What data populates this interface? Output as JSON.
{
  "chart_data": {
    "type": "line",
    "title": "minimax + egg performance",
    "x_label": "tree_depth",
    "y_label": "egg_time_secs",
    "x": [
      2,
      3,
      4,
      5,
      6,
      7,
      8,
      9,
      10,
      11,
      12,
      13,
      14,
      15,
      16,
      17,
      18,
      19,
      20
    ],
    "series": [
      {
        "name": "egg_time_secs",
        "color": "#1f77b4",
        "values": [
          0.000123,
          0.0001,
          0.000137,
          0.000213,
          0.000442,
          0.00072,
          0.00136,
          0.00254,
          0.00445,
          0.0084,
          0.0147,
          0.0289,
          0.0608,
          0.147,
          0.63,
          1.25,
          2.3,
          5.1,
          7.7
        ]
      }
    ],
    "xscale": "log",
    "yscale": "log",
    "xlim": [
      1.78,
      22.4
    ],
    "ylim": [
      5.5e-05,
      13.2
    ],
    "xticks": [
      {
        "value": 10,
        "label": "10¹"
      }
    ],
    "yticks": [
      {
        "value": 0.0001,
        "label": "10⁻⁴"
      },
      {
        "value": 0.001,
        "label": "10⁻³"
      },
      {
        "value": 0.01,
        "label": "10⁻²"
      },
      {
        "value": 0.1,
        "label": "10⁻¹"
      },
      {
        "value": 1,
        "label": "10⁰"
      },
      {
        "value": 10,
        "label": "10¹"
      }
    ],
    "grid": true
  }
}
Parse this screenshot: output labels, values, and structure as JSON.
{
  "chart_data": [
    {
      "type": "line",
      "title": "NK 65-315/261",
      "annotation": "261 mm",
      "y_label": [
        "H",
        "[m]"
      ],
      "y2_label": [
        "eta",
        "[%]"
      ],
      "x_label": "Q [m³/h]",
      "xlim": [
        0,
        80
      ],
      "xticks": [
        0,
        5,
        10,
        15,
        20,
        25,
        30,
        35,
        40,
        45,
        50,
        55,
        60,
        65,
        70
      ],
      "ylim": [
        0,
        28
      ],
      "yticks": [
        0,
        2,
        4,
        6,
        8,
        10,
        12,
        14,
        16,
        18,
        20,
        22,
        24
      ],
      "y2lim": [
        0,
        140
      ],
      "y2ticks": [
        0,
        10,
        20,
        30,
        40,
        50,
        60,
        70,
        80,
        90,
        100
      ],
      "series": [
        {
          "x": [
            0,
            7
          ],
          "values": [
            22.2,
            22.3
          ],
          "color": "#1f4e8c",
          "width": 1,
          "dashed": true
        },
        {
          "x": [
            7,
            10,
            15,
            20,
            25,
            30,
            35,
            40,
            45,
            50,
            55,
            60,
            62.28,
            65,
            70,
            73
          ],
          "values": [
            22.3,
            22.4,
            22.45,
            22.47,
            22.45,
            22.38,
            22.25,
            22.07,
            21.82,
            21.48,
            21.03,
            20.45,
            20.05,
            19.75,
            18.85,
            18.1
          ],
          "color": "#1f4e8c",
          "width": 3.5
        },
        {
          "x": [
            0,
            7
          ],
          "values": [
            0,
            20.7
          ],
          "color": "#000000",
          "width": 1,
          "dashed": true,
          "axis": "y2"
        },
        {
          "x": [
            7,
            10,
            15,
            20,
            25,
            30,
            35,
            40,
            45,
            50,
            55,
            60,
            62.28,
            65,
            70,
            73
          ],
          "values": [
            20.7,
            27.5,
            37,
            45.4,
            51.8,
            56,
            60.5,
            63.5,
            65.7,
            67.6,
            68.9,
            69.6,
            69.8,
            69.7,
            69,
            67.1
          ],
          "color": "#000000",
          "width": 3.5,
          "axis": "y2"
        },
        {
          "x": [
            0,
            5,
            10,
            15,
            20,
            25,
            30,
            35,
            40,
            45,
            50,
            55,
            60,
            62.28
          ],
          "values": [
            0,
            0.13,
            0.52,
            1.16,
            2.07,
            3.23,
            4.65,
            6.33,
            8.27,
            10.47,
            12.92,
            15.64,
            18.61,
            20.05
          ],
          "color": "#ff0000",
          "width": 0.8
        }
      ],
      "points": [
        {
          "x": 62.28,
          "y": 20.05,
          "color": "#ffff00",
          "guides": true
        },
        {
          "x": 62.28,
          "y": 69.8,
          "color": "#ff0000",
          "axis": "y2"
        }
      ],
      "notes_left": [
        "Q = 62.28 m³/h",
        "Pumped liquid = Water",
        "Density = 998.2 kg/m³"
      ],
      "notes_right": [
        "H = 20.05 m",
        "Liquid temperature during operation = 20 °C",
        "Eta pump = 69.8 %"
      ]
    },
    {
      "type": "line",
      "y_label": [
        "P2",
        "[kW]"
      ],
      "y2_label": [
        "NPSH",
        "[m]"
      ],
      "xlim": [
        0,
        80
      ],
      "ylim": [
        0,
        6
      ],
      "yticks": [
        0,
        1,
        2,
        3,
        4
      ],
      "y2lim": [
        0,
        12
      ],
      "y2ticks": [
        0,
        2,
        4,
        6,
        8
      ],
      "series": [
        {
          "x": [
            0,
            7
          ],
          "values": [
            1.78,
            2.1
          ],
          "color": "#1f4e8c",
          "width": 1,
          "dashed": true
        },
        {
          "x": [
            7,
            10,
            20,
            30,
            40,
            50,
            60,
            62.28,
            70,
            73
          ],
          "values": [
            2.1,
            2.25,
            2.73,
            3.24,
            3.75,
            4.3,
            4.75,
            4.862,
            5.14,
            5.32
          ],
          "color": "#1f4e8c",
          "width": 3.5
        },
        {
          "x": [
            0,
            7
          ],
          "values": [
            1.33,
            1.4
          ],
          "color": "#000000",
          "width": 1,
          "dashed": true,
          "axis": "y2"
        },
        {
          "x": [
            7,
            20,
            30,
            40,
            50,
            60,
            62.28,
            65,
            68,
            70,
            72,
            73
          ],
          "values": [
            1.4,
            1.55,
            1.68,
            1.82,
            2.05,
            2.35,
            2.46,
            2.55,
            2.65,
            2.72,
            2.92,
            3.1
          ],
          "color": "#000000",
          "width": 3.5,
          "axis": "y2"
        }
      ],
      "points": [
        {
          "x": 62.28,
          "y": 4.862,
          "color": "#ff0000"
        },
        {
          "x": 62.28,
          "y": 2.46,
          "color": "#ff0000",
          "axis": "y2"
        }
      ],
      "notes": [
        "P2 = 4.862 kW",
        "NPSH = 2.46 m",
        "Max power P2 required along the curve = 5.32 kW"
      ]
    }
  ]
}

**********

Stated goal: Working from the material above, retype it in its entirety without change.

Task answer:
What data populates this interface? Output as JSON.
{
  "chart_data": {
    "type": "line",
    "title": "minimax + egg performance",
    "x_label": "tree_depth",
    "y_label": "egg_time_secs",
    "x": [
      2,
      3,
      4,
      5,
      6,
      7,
      8,
      9,
      10,
      11,
      12,
      13,
      14,
      15,
      16,
      17,
      18,
      19,
      20
    ],
    "series": [
      {
        "name": "egg_time_secs",
        "color": "#1f77b4",
        "values": [
          0.000123,
          0.0001,
          0.000137,
          0.000213,
          0.000442,
          0.00072,
          0.00136,
          0.00254,
          0.00445,
          0.0084,
          0.0147,
          0.0289,
          0.0608,
          0.147,
          0.63,
          1.25,
          2.3,
          5.1,
          7.7
        ]
      }
    ],
    "xscale": "log",
    "yscale": "log",
    "xlim": [
      1.78,
      22.4
    ],
    "ylim": [
      5.5e-05,
      13.2
    ],
    "xticks": [
      {
        "value": 10,
        "label": "10¹"
      }
    ],
    "yticks": [
      {
        "value": 0.0001,
        "label": "10⁻⁴"
      },
      {
        "value": 0.001,
        "label": "10⁻³"
      },
      {
        "value": 0.01,
        "label": "10⁻²"
      },
      {
        "value": 0.1,
        "label": "10⁻¹"
      },
      {
        "value": 1,
        "label": "10⁰"
      },
      {
        "value": 10,
        "label": "10¹"
      }
    ],
    "grid": true
  }
}
Parse this screenshot: output labels, values, and structure as JSON.
{
  "chart_data": [
    {
      "type": "line",
      "title": "NK 65-315/261",
      "annotation": "261 mm",
      "y_label": [
        "H",
        "[m]"
      ],
      "y2_label": [
        "eta",
        "[%]"
      ],
      "x_label": "Q [m³/h]",
      "xlim": [
        0,
        80
      ],
      "xticks": [
        0,
        5,
        10,
        15,
        20,
        25,
        30,
        35,
        40,
        45,
        50,
        55,
        60,
        65,
        70
      ],
      "ylim": [
        0,
        28
      ],
      "yticks": [
        0,
        2,
        4,
        6,
        8,
        10,
        12,
        14,
        16,
        18,
        20,
        22,
        24
      ],
      "y2lim": [
        0,
        140
      ],
      "y2ticks": [
        0,
        10,
        20,
        30,
        40,
        50,
        60,
        70,
        80,
        90,
        100
      ],
      "series": [
        {
          "x": [
            0,
            7
          ],
          "values": [
            22.2,
            22.3
          ],
          "color": "#1f4e8c",
          "width": 1,
          "dashed": true
        },
        {
          "x": [
            7,
            10,
            15,
            20,
            25,
            30,
            35,
            40,
            45,
            50,
            55,
            60,
            62.28,
            65,
            70,
            73
          ],
          "values": [
            22.3,
            22.4,
            22.45,
            22.47,
            22.45,
            22.38,
            22.25,
            22.07,
            21.82,
            21.48,
            21.03,
            20.45,
            20.05,
            19.75,
            18.85,
            18.1
          ],
          "color": "#1f4e8c",
          "width": 3.5
        },
        {
          "x": [
            0,
            7
          ],
          "values": [
            0,
            20.7
          ],
          "color": "#000000",
          "width": 1,
          "dashed": true,
          "axis": "y2"
        },
        {
          "x": [
            7,
            10,
            15,
            20,
            25,
            30,
            35,
            40,
            45,
            50,
            55,
            60,
            62.28,
            65,
            70,
            73
          ],
          "values": [
            20.7,
            27.5,
            37,
            45.4,
            51.8,
            56,
            60.5,
            63.5,
            65.7,
            67.6,
            68.9,
            69.6,
            69.8,
            69.7,
            69,
            67.1
          ],
          "color": "#000000",
          "width": 3.5,
          "axis": "y2"
        },
        {
          "x": [
            0,
            5,
            10,
            15,
            20,
            25,
            30,
            35,
            40,
            45,
            50,
            55,
            60,
            62.28
          ],
          "values": [
            0,
            0.13,
            0.52,
            1.16,
            2.07,
            3.23,
            4.65,
            6.33,
            8.27,
            10.47,
            12.92,
            15.64,
            18.61,
            20.05
          ],
          "color": "#ff0000",
          "width": 0.8
        }
      ],
      "points": [
        {
          "x": 62.28,
          "y": 20.05,
          "color": "#ffff00",
          "guides": true
        },
        {
          "x": 62.28,
          "y": 69.8,
          "color": "#ff0000",
          "axis": "y2"
        }
      ],
      "notes_left": [
        "Q = 62.28 m³/h",
        "Pumped liquid = Water",
        "Density = 998.2 kg/m³"
      ],
      "notes_right": [
        "H = 20.05 m",
        "Liquid temperature during operation = 20 °C",
        "Eta pump = 69.8 %"
      ]
    },
    {
      "type": "line",
      "y_label": [
        "P2",
        "[kW]"
      ],
      "y2_label": [
        "NPSH",
        "[m]"
      ],
      "xlim": [
        0,
        80
      ],
      "ylim": [
        0,
        6
      ],
      "yticks": [
        0,
        1,
        2,
        3,
        4
      ],
      "y2lim": [
        0,
        12
      ],
      "y2ticks": [
        0,
        2,
        4,
        6,
        8
      ],
      "series": [
        {
          "x": [
            0,
            7
          ],
          "values": [
            1.78,
            2.1
          ],
          "color": "#1f4e8c",
          "width": 1,
          "dashed": true
        },
        {
          "x": [
            7,
            10,
            20,
            30,
            40,
            50,
            60,
            62.28,
            70,
            73
          ],
          "values": [
            2.1,
            2.25,
            2.73,
            3.24,
            3.75,
            4.3,
            4.75,
            4.862,
            5.14,
            5.32
          ],
          "color": "#1f4e8c",
          "width": 3.5
        },
        {
          "x": [
            0,
            7
          ],
          "values": [
            1.33,
            1.4
          ],
          "color": "#000000",
          "width": 1,
          "dashed": true,
          "axis": "y2"
        },
        {
          "x": [
            7,
            20,
            30,
            40,
            50,
            60,
            62.28,
            65,
            68,
            70,
            72,
            73
          ],
          "values": [
            1.4,
            1.55,
            1.68,
            1.82,
            2.05,
            2.35,
            2.46,
            2.55,
            2.65,
            2.72,
            2.92,
            3.1
          ],
          "color": "#000000",
          "width": 3.5,
          "axis": "y2"
        }
      ],
      "points": [
        {
          "x": 62.28,
          "y": 4.862,
          "color": "#ff0000"
        },
        {
          "x": 62.28,
          "y": 2.46,
          "color": "#ff0000",
          "axis": "y2"
        }
      ],
      "notes": [
        "P2 = 4.862 kW",
        "NPSH = 2.46 m",
        "Max power P2 required along the curve = 5.32 kW"
      ]
    }
  ]
}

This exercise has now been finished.